#### [PROBLEM DESCRIPTION]
An exact reproduction of the records is required, with all images left out.

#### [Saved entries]
================================

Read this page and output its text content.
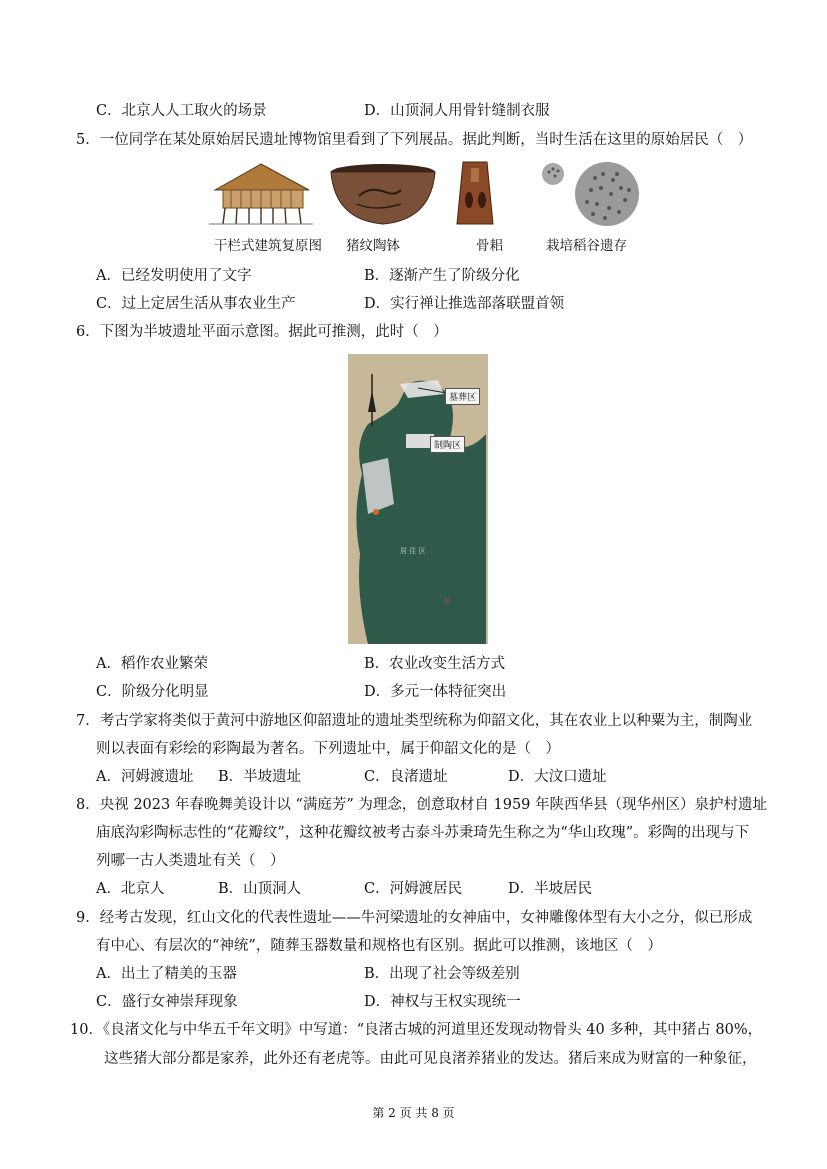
C．北京人人工取火的场景	D．山顶洞人用骨针缝制衣服
5．一位同学在某处原始居民遗址博物馆里看到了下列展品。据此判断，当时生活在这里的原始居民（　）
干栏式建筑复原图 猪纹陶钵	骨耜	栽培稻谷遗存
A．已经发明使用了文字	B．逐渐产生了阶级分化
C．过上定居生活从事农业生产	D．实行禅让推选部落联盟首领
6．下图为半坡遗址平面示意图。据此可推测，此时（　）
墓葬区
制陶区
居 住 区
A．稻作农业繁荣	B．农业改变生活方式
C．阶级分化明显	D．多元一体特征突出
7．考古学家将类似于黄河中游地区仰韶遗址的遗址类型统称为仰韶文化，其在农业上以种粟为主，制陶业
则以表面有彩绘的彩陶最为著名。下列遗址中，属于仰韶文化的是（　）
A．河姆渡遗址 B．半坡遗址	C．良渚遗址	D．大汶口遗址
8．央视 2023 年春晚舞美设计以 “满庭芳” 为理念，创意取材自 1959 年陕西华县（现华州区）泉护村遗址
庙底沟彩陶标志性的“花瓣纹”，这种花瓣纹被考古泰斗苏秉琦先生称之为“华山玫瑰”。彩陶的出现与下
列哪一古人类遗址有关（　）
A．北京人	B．山顶洞人	C．河姆渡居民	D．半坡居民
9．经考古发现，红山文化的代表性遗址——牛河梁遗址的女神庙中，女神雕像体型有大小之分，似已形成
有中心、有层次的“神统”，随葬玉器数量和规格也有区别。据此可以推测，该地区（　）
A．出土了精美的玉器	B．出现了社会等级差别
C．盛行女神崇拜现象	D．神权与王权实现统一
10．《良渚文化与中华五千年文明》中写道：“良渚古城的河道里还发现动物骨头 40 多种，其中猪占 80%，
这些猪大部分都是家养，此外还有老虎等。由此可见良渚养猪业的发达。猪后来成为财富的一种象征，
第 2 页 共 8 页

================================

#### [RESULT BELOW]
Read this page and output its text content.
C．北京人人工取火的场景	D．山顶洞人用骨针缝制衣服
5．一位同学在某处原始居民遗址博物馆里看到了下列展品。据此判断，当时生活在这里的原始居民（　）
干栏式建筑复原图 猪纹陶钵	骨耜	栽培稻谷遗存
A．已经发明使用了文字	B．逐渐产生了阶级分化
C．过上定居生活从事农业生产	D．实行禅让推选部落联盟首领
6．下图为半坡遗址平面示意图。据此可推测，此时（　）
墓葬区
制陶区
居 住 区
A．稻作农业繁荣	B．农业改变生活方式
C．阶级分化明显	D．多元一体特征突出
7．考古学家将类似于黄河中游地区仰韶遗址的遗址类型统称为仰韶文化，其在农业上以种粟为主，制陶业
则以表面有彩绘的彩陶最为著名。下列遗址中，属于仰韶文化的是（　）
A．河姆渡遗址 B．半坡遗址	C．良渚遗址	D．大汶口遗址
8．央视 2023 年春晚舞美设计以 “满庭芳” 为理念，创意取材自 1959 年陕西华县（现华州区）泉护村遗址
庙底沟彩陶标志性的“花瓣纹”，这种花瓣纹被考古泰斗苏秉琦先生称之为“华山玫瑰”。彩陶的出现与下
列哪一古人类遗址有关（　）
A．北京人	B．山顶洞人	C．河姆渡居民	D．半坡居民
9．经考古发现，红山文化的代表性遗址——牛河梁遗址的女神庙中，女神雕像体型有大小之分，似已形成
有中心、有层次的“神统”，随葬玉器数量和规格也有区别。据此可以推测，该地区（　）
A．出土了精美的玉器	B．出现了社会等级差别
C．盛行女神崇拜现象	D．神权与王权实现统一
10．《良渚文化与中华五千年文明》中写道：“良渚古城的河道里还发现动物骨头 40 多种，其中猪占 80%，
这些猪大部分都是家养，此外还有老虎等。由此可见良渚养猪业的发达。猪后来成为财富的一种象征，
第 2 页 共 8 页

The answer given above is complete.